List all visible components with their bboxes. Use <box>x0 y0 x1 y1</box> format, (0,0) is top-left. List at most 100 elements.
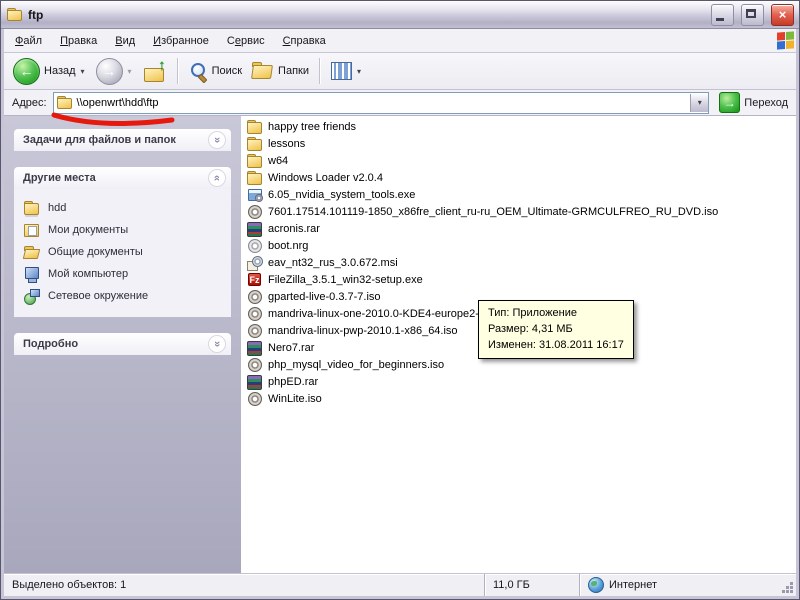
views-button[interactable]: ▾ <box>328 60 365 82</box>
back-label: Назад <box>44 65 76 77</box>
folder-open-icon <box>24 244 40 260</box>
forward-dropdown-icon[interactable]: ▾ <box>127 67 133 76</box>
computer-icon <box>24 266 40 282</box>
list-item[interactable]: boot.nrg <box>245 237 796 254</box>
network-icon <box>24 288 40 304</box>
disc-icon <box>247 289 263 305</box>
sidebar-panel-header[interactable]: Задачи для файлов и папок » <box>14 129 231 151</box>
list-item[interactable]: 7601.17514.101119-1850_x86fre_client_ru-… <box>245 203 796 220</box>
sidebar-panel-body: hdd Мои документыОбщие документы Мой компь… <box>14 189 231 317</box>
list-item[interactable]: happy tree friends <box>245 118 796 135</box>
folder-icon <box>247 153 263 169</box>
menu-item[interactable]: Вид <box>106 32 144 50</box>
back-button[interactable]: ← Назад ▾ <box>10 56 89 87</box>
list-item[interactable]: phpED.rar <box>245 373 796 390</box>
forward-button[interactable]: → ▾ <box>93 56 136 87</box>
address-input[interactable]: \\openwrt\hdd\ftp <box>77 97 687 109</box>
task-pane: Задачи для файлов и папок»Другие места»h… <box>4 116 241 573</box>
address-dropdown-button[interactable]: ▾ <box>690 94 708 112</box>
menu-item[interactable]: Сервис <box>218 32 274 50</box>
forward-icon: → <box>96 58 123 85</box>
rar-icon <box>247 374 263 390</box>
list-item[interactable]: w64 <box>245 152 796 169</box>
minimize-button[interactable] <box>711 4 734 26</box>
back-dropdown-icon[interactable]: ▾ <box>80 67 86 76</box>
toolbar-separator <box>177 58 179 84</box>
sidebar-item[interactable]: Мои документы <box>24 219 227 241</box>
file-name: lessons <box>268 138 305 150</box>
address-label: Адрес: <box>12 97 47 109</box>
disc-icon <box>247 357 263 373</box>
window-title: ftp <box>28 8 704 22</box>
file-name: mandriva-linux-pwp-2010.1-x86_64.iso <box>268 325 458 337</box>
menu-item[interactable]: Справка <box>274 32 335 50</box>
tooltip-size: Размер: 4,31 МБ <box>488 321 624 337</box>
chevron-down-icon[interactable]: » <box>208 131 226 149</box>
window-folder-icon <box>7 8 23 22</box>
address-combo[interactable]: \\openwrt\hdd\ftp ▾ <box>53 92 710 114</box>
address-folder-icon <box>57 96 73 110</box>
sidebar-item[interactable]: Общие документы <box>24 241 227 263</box>
app-icon <box>247 187 263 203</box>
list-item[interactable]: 6.05_nvidia_system_tools.exe <box>245 186 796 203</box>
folders-label: Папки <box>278 65 309 77</box>
title-bar[interactable]: ftp × <box>1 1 799 29</box>
sidebar-item[interactable]: Сетевое окружение <box>24 285 227 307</box>
sidebar-item-label: hdd <box>48 202 66 214</box>
list-item[interactable]: lessons <box>245 135 796 152</box>
search-label: Поиск <box>212 65 242 77</box>
menu-item[interactable]: Избранное <box>144 32 218 50</box>
folder-icon <box>247 119 263 135</box>
explorer-window: ftp × ФайлПравкаВидИзбранноеСервисСправк… <box>0 0 800 600</box>
list-item[interactable]: WinLite.iso <box>245 390 796 407</box>
toolbar: ← Назад ▾ → ▾ Поиск Папки <box>4 53 796 90</box>
file-name: acronis.rar <box>268 223 320 235</box>
views-dropdown-icon[interactable]: ▾ <box>356 67 362 76</box>
toolbar-separator <box>319 58 321 84</box>
list-item[interactable]: eav_nt32_rus_3.0.672.msi <box>245 254 796 271</box>
status-size: 11,0 ГБ <box>484 574 579 596</box>
chevron-down-icon[interactable]: » <box>208 335 226 353</box>
file-tooltip: Тип: Приложение Размер: 4,31 МБ Изменен:… <box>478 300 634 359</box>
file-name: gparted-live-0.3.7-7.iso <box>268 291 381 303</box>
search-button[interactable]: Поиск <box>186 60 245 83</box>
file-name: Nero7.rar <box>268 342 314 354</box>
client-area: ФайлПравкаВидИзбранноеСервисСправка ← На… <box>4 29 796 596</box>
up-button[interactable] <box>140 58 170 84</box>
tooltip-type: Тип: Приложение <box>488 305 624 321</box>
file-name: happy tree friends <box>268 121 356 133</box>
list-item[interactable]: Windows Loader v2.0.4 <box>245 169 796 186</box>
folders-button[interactable]: Папки <box>249 60 312 82</box>
sidebar-item[interactable]: hdd <box>24 197 227 219</box>
content-area: Задачи для файлов и папок»Другие места»h… <box>4 116 796 573</box>
disc-icon <box>247 391 263 407</box>
folder-icon <box>247 136 263 152</box>
sidebar-item[interactable]: Мой компьютер <box>24 263 227 285</box>
status-selection: Выделено объектов: 1 <box>4 574 484 596</box>
file-name: w64 <box>268 155 288 167</box>
msi-icon <box>247 255 263 271</box>
folder-docs-icon <box>24 222 40 238</box>
menu-item[interactable]: Файл <box>6 32 51 50</box>
sidebar-panel: Задачи для файлов и папок » <box>14 129 231 151</box>
maximize-button[interactable] <box>741 4 764 26</box>
resize-grip[interactable] <box>790 590 793 593</box>
file-name: 6.05_nvidia_system_tools.exe <box>268 189 415 201</box>
views-icon <box>331 62 352 80</box>
sidebar-item-label: Сетевое окружение <box>48 290 148 302</box>
menu-bar: ФайлПравкаВидИзбранноеСервисСправка <box>4 29 796 53</box>
file-name: boot.nrg <box>268 240 308 252</box>
sidebar-item-label: Мой компьютер <box>48 268 128 280</box>
file-name: FileZilla_3.5.1_win32-setup.exe <box>268 274 423 286</box>
file-name: WinLite.iso <box>268 393 322 405</box>
list-item[interactable]: acronis.rar <box>245 220 796 237</box>
list-item[interactable]: FileZilla_3.5.1_win32-setup.exe <box>245 271 796 288</box>
close-button[interactable]: × <box>771 4 794 26</box>
folder-icon <box>247 170 263 186</box>
go-button[interactable]: → Переход <box>715 92 792 113</box>
menu-item[interactable]: Правка <box>51 32 106 50</box>
sidebar-panel-header[interactable]: Другие места» <box>14 167 231 189</box>
sidebar-panel-header[interactable]: Подробно» <box>14 333 231 355</box>
sidebar-panel-title: Задачи для файлов и папок <box>23 134 176 146</box>
chevron-up-icon[interactable]: » <box>208 169 226 187</box>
- - - - - - -
> **What to work on**
Collect every line of the listing that holds the word "title" and list those lines.

> **Problem solution**
window-title: ftp <box>28 8 704 22</box>
title-bar[interactable]: ftp × <box>1 1 799 29</box>
sidebar-panel-title: Задачи для файлов и папок <box>23 134 176 146</box>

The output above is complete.